Tema de uma infinidade de obras religiosas, filosóficas, históricas, literárias e artísticas, Jesus é, sem dúvida, a figura mais fascinante da história da humanidade, seja quem for crente ou não. Dificilmente se passa um semestre sem que vários livros sobre ele sejam publicados. Esse interesse reflete uma profunda curiosidade histórica, mas também uma busca por significado e espiritualidade em um mundo amplamente secularizado. No entanto, muitos livros destinados ao público em geral permanecem marcados por um excesso de subjetividade ou por um gosto pelo sensacionalismo.
Uma abordagem racional, calma e equilibrada ao homem Jesus é, portanto, essencial, longe de controvérsias ou escândalos. O que realmente sabemos sobre o contexto histórico do fundador do cristianismo ? Quem foi ele? Um milagreiro viajante, um novo profeta, um reformador judeu, o Messias esperado por Israel ? Por qual motivo e por instigação de quem ele foi executado? Em suma, quais são os fatos confiáveis e aqueles que o são menos?

> [O que se pede]:
1. Pode transcrever, palavra por palavra, o trecho do texto sobre Jesus entre "Uma abordagem racional, calma" e "o são menos?", inclusive?
2. Como seguiria o texto sobre Jesus depois da sua última frase?

> [Material apresentado]:
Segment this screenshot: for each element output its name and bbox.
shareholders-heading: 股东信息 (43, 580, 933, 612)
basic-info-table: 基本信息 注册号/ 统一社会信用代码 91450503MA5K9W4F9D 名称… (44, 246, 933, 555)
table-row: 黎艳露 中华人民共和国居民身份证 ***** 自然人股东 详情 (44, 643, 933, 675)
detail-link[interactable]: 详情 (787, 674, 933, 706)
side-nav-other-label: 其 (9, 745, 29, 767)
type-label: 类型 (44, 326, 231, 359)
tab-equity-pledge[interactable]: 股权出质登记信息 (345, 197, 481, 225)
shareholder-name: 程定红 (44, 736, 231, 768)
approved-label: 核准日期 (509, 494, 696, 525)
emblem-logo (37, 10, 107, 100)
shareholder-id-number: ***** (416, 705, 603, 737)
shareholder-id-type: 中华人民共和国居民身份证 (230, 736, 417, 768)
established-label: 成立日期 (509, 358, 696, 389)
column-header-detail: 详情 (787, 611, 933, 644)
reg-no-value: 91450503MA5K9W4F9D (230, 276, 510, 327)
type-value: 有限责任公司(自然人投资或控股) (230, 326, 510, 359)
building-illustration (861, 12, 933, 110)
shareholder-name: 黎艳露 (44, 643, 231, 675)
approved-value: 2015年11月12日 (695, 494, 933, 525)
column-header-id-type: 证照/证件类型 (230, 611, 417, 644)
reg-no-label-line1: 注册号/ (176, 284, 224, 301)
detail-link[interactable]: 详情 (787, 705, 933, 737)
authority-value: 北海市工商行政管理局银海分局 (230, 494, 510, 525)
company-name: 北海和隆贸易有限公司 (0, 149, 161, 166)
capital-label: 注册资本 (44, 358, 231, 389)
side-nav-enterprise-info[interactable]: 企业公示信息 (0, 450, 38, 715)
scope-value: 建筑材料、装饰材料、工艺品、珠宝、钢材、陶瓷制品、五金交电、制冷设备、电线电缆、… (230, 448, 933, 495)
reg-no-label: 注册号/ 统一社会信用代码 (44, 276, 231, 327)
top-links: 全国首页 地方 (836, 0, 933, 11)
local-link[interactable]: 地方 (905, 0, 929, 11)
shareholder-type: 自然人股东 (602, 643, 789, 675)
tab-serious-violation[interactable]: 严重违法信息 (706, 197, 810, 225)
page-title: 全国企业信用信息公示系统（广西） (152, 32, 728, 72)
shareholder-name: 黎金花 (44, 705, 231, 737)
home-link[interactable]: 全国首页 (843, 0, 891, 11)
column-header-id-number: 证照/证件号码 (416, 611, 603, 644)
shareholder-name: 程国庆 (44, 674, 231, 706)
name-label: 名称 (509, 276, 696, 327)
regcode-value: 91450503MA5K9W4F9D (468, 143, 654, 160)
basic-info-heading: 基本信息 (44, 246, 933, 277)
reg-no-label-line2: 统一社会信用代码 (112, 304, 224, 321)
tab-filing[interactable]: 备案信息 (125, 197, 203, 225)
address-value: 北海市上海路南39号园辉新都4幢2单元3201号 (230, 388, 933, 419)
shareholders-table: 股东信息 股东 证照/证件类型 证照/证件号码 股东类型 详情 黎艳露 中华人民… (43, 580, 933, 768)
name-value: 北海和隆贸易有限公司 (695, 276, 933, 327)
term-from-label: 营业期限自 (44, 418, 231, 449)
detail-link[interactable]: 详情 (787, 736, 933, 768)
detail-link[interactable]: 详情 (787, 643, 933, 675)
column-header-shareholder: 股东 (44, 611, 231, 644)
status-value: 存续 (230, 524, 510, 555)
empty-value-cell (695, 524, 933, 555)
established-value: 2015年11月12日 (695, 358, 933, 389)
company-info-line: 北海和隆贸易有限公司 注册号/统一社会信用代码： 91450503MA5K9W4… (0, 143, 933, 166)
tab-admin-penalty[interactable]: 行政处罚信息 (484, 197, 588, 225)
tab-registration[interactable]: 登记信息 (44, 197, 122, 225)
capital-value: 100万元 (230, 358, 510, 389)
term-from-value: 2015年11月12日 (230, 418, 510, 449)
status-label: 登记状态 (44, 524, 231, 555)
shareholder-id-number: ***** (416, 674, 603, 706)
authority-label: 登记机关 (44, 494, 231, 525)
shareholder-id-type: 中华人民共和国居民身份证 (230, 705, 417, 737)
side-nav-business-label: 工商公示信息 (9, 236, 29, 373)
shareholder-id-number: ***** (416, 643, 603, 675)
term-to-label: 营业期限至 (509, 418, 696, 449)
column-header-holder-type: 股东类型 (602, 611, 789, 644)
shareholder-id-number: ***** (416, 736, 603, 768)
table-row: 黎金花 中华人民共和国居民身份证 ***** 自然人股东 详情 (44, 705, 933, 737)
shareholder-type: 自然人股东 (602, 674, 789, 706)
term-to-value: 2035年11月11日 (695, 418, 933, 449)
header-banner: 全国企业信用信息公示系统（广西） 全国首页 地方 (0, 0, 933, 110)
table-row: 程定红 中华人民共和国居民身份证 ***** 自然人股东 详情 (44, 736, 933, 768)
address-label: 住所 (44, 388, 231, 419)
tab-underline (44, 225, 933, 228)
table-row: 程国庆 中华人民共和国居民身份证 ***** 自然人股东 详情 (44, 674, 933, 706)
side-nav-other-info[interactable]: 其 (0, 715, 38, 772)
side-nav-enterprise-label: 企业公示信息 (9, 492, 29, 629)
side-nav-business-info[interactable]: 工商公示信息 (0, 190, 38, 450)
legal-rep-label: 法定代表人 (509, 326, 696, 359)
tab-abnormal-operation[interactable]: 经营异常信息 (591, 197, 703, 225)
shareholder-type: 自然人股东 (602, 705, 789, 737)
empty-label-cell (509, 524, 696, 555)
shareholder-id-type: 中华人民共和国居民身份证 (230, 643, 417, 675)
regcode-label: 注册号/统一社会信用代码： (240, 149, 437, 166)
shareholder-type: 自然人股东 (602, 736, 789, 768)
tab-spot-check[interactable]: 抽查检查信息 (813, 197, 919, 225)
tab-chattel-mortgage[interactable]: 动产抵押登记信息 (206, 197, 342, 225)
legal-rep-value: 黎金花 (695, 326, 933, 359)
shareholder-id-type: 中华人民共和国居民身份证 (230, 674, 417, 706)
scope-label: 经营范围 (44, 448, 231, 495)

> [Respostas esperadas]:
1.
Uma abordagem racional, calma e equilibrada ao homem Jesus é, portanto, essencial, longe de controvérsias ou escândalos. O que realmente sabemos sobre o contexto histórico do fundador do cristianismo ? Quem foi ele? Um milagreiro viajante, um novo profeta, um reformador judeu, o Messias esperado por Israel ? Por qual motivo e por instigação de quem ele foi executado? Em suma, quais são os fatos confiáveis e aqueles que o são menos?

2.
O papel do historiador é cruzar fontes e fatos comprovados, analisar e ponderar textos, levar em conta descobertas arqueológicas (numerosas nos últimos anos em Israel) e, finalmente, apresentar as hipóteses mais prováveis. Ele não precisa se prender a crenças religiosas, mas deve se deter no mistério, respeitá-lo, deixando a cada um a liberdade de interpretá-lo de acordo com suas convicções. Assim, ele não pode se pronunciar, como tal, sobre exorcismos, milagres e, a fortiori, sobre o mistério da Encarnação ou da Ressurreição. Isso não se enquadra em sua área de competência. É impossível para ele assegurar ou negar que Jesus de fato transformou água em vinho na vila galileia de Caná, que ele andou sobre as águas do Lago de Tiberíades , que ele multiplicou os pães e peixes em Tabgha para alimentar as multidões que vieram ouvi-lo, que ele curou o “cego de nascença” em Jerusalém ou que ele trouxe seu amigo Lázaro de volta à vida na pequena vila de Betânia.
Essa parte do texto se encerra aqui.